Open In App

DataFrame vs Series in Pandas

Last Updated : 17 Feb, 2024
Improve
Improve
Like Article
Like
Save
Share
Report

Pandas is a widely-used Python library for data analysis that provides two essential data structures: Series and DataFrame. These structures are potent tools for handling and examining data, but they have different features and applications.

In this article, we will explore the differences between Series and DataFrames.

What are pandas?

Pandas is a popular open-source data manipulation and analysis library for Python. It provides easy-to-use data structures like DataFrame and Series, which are designed to make working with structured data fast, easy, and expressive. Pandas are widely used in data science, machine learning, and data analysis for tasks such as data cleaning, transformation, and exploration.

What is the Pandas series?

A Pandas Series is a one-dimensional array-like object that can hold data of any type (integer, float, string, etc.). It is labelled, meaning each element has a unique identifier called an index. You can think of a Series as a column in a spreadsheet or a single column of a database table. Series are a fundamental data structure in Pandas and are commonly used for data manipulation and analysis tasks. They can be created from lists, arrays, dictionaries, and existing Series objects. Series are also a building block for the more complex Pandas DataFrame, which is a two-dimensional table-like structure consisting of multiple Series objects.

Creating a Series data structure from a list, dictionary, and custom index:

Python3




import pandas as pd
 
# Initializing a Series from a list
data = [1, 2, 3, 4, 5]
series_from_list = pd.Series(data)
print(series_from_list)
 
# Initializing a Series from a dictionary
data = {'a': 1, 'b': 2, 'c': 3}
series_from_dict = pd.Series(data)
print(series_from_dict)
 
# Initializing a Series with custom index
data = [1, 2, 3, 4, 5]
index = ['a', 'b', 'c', 'd', 'e']
series_custom_index = pd.Series(data, index=index)
print(series_custom_index)


Output:

0    1
1 2
2 3
3 4
4 5
dtype: int64
a 1
b 2
c 3
dtype: int64
a 1
b 2
c 3
d 4
e 5
dtype: int64

Key Features of Series data structure:

Indexing:

Each element in a Series has a corresponding index, which can be used to access or manipulate the data.

Python3




print(series_from_list[0])
print(series_from_dict['b'])


Output:

1
2

Vectorized Operations:

Series supports vectorized operations, allowing you to perform arithmetic operations on the entire series efficiently.

Python3




series_a = pd.Series([1, 2, 3])
series_b = pd.Series([4, 5, 6])
sum_series = series_a + series_b
print(sum_series)


Output:

0    5
1 7
2 9
dtype: int64

Alignment:

When performing operations between two Series objects, Pandas automatically aligns the data based on the index labels.

Python3




series_a = pd.Series([1, 2, 3], index=['a', 'b', 'c'])
series_b = pd.Series([4, 5, 6], index=['b', 'c', 'd'])

## Short problem 1
In the rows below, express as a JSON list of strings the lines starting with the line that contains "info-icon[interactable]: i: [735, 490, 746, 502]" and going on through the line that contains "info-icon[interactable]: i: [735, 382, 746, 394]". Use one string per line and leave out blank lines.

## Exercise material
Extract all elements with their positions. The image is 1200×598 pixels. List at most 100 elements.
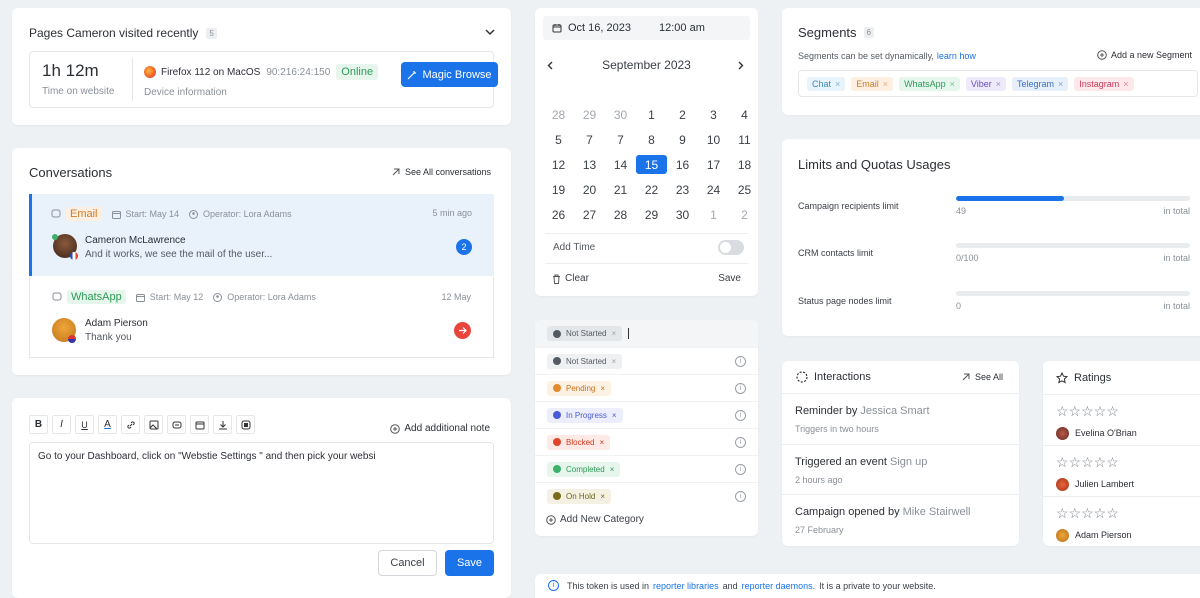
info-icon[interactable]: i: [735, 490, 746, 502]
segments-input[interactable]: Chat × Email × WhatsApp × Viber × Telegram × …: [798, 70, 1198, 97]
magic-browse-button[interactable]: Magic Browse: [401, 62, 498, 87]
underline-button[interactable]: U: [75, 415, 94, 434]
day-cell[interactable]: 20: [574, 180, 605, 199]
remove-icon[interactable]: ×: [611, 357, 616, 366]
info-icon[interactable]: i: [735, 409, 746, 421]
day-cell[interactable]: 16: [667, 155, 698, 174]
remove-icon[interactable]: ×: [883, 79, 888, 89]
embed-icon[interactable]: [167, 415, 186, 434]
interaction-item[interactable]: Triggered an event Sign up 2 hours ago: [782, 444, 1019, 494]
rating-stars[interactable]: ☆☆☆☆☆: [1056, 505, 1119, 522]
status-dot: [553, 465, 561, 473]
day-cell[interactable]: 7: [605, 130, 636, 149]
day-cell[interactable]: 5: [543, 130, 574, 149]
reporter-libraries-link[interactable]: reporter libraries: [653, 581, 719, 591]
date-time-header[interactable]: Oct 16, 2023 12:00 am: [543, 16, 750, 40]
day-cell[interactable]: 23: [667, 180, 698, 199]
day-cell[interactable]: 11: [729, 130, 760, 149]
day-cell[interactable]: 8: [636, 130, 667, 149]
info-icon[interactable]: i: [735, 382, 746, 394]
add-category-button[interactable]: Add New Category: [546, 514, 644, 525]
status-option[interactable]: Not Started × i: [535, 347, 758, 374]
remove-icon[interactable]: ×: [1058, 79, 1063, 89]
day-cell[interactable]: 21: [605, 180, 636, 199]
day-cell[interactable]: 17: [698, 155, 729, 174]
info-icon[interactable]: i: [735, 355, 746, 367]
day-cell[interactable]: 25: [729, 180, 760, 199]
see-all-conversations-link[interactable]: See All conversations: [392, 167, 491, 177]
add-time-toggle[interactable]: [718, 240, 744, 255]
remove-icon[interactable]: ×: [1123, 79, 1128, 89]
day-cell[interactable]: 7: [574, 130, 605, 149]
day-cell[interactable]: 13: [574, 155, 605, 174]
status-option[interactable]: In Progress × i: [535, 401, 758, 428]
learn-how-link[interactable]: learn how: [937, 51, 976, 61]
chevron-down-icon[interactable]: [485, 28, 495, 36]
cancel-button[interactable]: Cancel: [378, 550, 437, 576]
remove-icon[interactable]: ×: [600, 384, 605, 393]
status-option[interactable]: Blocked × i: [535, 428, 758, 455]
day-cell[interactable]: 24: [698, 180, 729, 199]
info-icon[interactable]: i: [735, 436, 746, 448]
chevron-right-icon[interactable]: [738, 61, 744, 70]
day-cell[interactable]: 1: [698, 205, 729, 224]
day-cell[interactable]: 2: [729, 205, 760, 224]
remove-icon[interactable]: ×: [599, 438, 604, 447]
day-cell[interactable]: 14: [605, 155, 636, 174]
day-cell[interactable]: 18: [729, 155, 760, 174]
rating-stars[interactable]: ☆☆☆☆☆: [1056, 403, 1119, 420]
bold-button[interactable]: B: [29, 415, 48, 434]
interaction-item[interactable]: Campaign opened by Mike Stairwell 27 Feb…: [782, 494, 1019, 544]
day-cell[interactable]: 26: [543, 205, 574, 224]
interaction-item[interactable]: Reminder by Jessica Smart Triggers in tw…: [782, 393, 1019, 443]
day-cell[interactable]: 10: [698, 130, 729, 149]
day-cell[interactable]: 12: [543, 155, 574, 174]
remove-icon[interactable]: ×: [611, 329, 616, 338]
italic-button[interactable]: I: [52, 415, 71, 434]
status-option[interactable]: Pending × i: [535, 374, 758, 401]
conversation-item[interactable]: WhatsApp Start: May 12 Operator: Lora Ad…: [29, 277, 494, 358]
day-cell[interactable]: 28: [543, 105, 574, 124]
day-cell[interactable]: 28: [605, 205, 636, 224]
calendar-save-button[interactable]: Save: [718, 273, 741, 284]
add-note-link[interactable]: Add additional note: [390, 423, 490, 434]
link-icon[interactable]: [121, 415, 140, 434]
status-option[interactable]: Completed × i: [535, 455, 758, 482]
day-cell[interactable]: 3: [698, 105, 729, 124]
calendar-icon[interactable]: [190, 415, 209, 434]
reporter-daemons-link[interactable]: reporter daemons.: [742, 581, 816, 591]
add-segment-button[interactable]: Add a new Segment: [1097, 50, 1192, 60]
info-icon[interactable]: i: [735, 463, 746, 475]
arrow-right-button[interactable]: [454, 322, 471, 339]
day-cell[interactable]: 2: [667, 105, 698, 124]
save-button[interactable]: Save: [445, 550, 494, 576]
remove-icon[interactable]: ×: [996, 79, 1001, 89]
remove-icon[interactable]: ×: [612, 411, 617, 420]
day-cell[interactable]: 4: [729, 105, 760, 124]
day-cell[interactable]: 30: [605, 105, 636, 124]
rating-stars[interactable]: ☆☆☆☆☆: [1056, 454, 1119, 471]
conversation-item[interactable]: Email Start: May 14 Operator: Lora Adams…: [29, 194, 494, 276]
day-cell[interactable]: 30: [667, 205, 698, 224]
note-textarea[interactable]: Go to your Dashboard, click on "Webstie …: [29, 442, 494, 544]
download-icon[interactable]: [213, 415, 232, 434]
day-cell[interactable]: 22: [636, 180, 667, 199]
remove-icon[interactable]: ×: [950, 79, 955, 89]
status-option[interactable]: On Hold × i: [535, 482, 758, 509]
day-cell[interactable]: 19: [543, 180, 574, 199]
day-cell[interactable]: 9: [667, 130, 698, 149]
day-cell[interactable]: 29: [636, 205, 667, 224]
remove-icon[interactable]: ×: [600, 492, 605, 501]
remove-icon[interactable]: ×: [610, 465, 615, 474]
status-input[interactable]: Not Started ×: [535, 320, 758, 347]
see-all-interactions-link[interactable]: See All: [962, 372, 1003, 382]
text-color-button[interactable]: A: [98, 415, 117, 434]
day-cell[interactable]: 29: [574, 105, 605, 124]
clear-button[interactable]: Clear: [552, 273, 589, 284]
day-cell-selected[interactable]: 15: [636, 155, 667, 174]
image-icon[interactable]: [144, 415, 163, 434]
remove-icon[interactable]: ×: [835, 79, 840, 89]
day-cell[interactable]: 27: [574, 205, 605, 224]
day-cell[interactable]: 1: [636, 105, 667, 124]
widget-icon[interactable]: [236, 415, 255, 434]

## Short problem 2
According to the article on DataFrame vs Series in Pandas, what can a Pandas Series be created from? List each one.

## Complete output 1
[
  "info-icon[interactable]: i: [735, 490, 746, 502]",
  "segments-input[interactable]: Chat × Email × WhatsApp × Viber × Telegram × …: [798, 70, 1198, 97]",
  "magic-browse-button[interactable]: Magic Browse: [401, 62, 498, 87]",
  "underline-button[interactable]: U: [75, 415, 94, 434]",
  "day-cell[interactable]: 20: [574, 180, 605, 199]",
  "remove-icon[interactable]: ×: [611, 357, 616, 366]",
  "info-icon[interactable]: i: [735, 409, 746, 421]",
  "day-cell[interactable]: 16: [667, 155, 698, 174]",
  "remove-icon[interactable]: ×: [883, 79, 888, 89]",
  "embed-icon[interactable]: [167, 415, 186, 434]",
  "interaction-item[interactable]: Triggered an event Sign up 2 hours ago: [782, 444, 1019, 494]",
  "rating-stars[interactable]: ☆☆☆☆☆: [1056, 505, 1119, 522]",
  "status-dot: [553, 465, 561, 473]",
  "day-cell[interactable]: 7: [605, 130, 636, 149]",
  "day-cell[interactable]: 5: [543, 130, 574, 149]",
  "reporter-libraries-link[interactable]: reporter libraries: [653, 581, 719, 591]",
  "date-time-header[interactable]: Oct 16, 2023 12:00 am: [543, 16, 750, 40]",
  "day-cell[interactable]: 23: [667, 180, 698, 199]",
  "day-cell[interactable]: 11: [729, 130, 760, 149]",
  "day-cell[interactable]: 8: [636, 130, 667, 149]",
  "info-icon[interactable]: i: [735, 382, 746, 394]"
]

## Complete output 2
- Lists
- Arrays
- Dictionaries
- Existing Series objects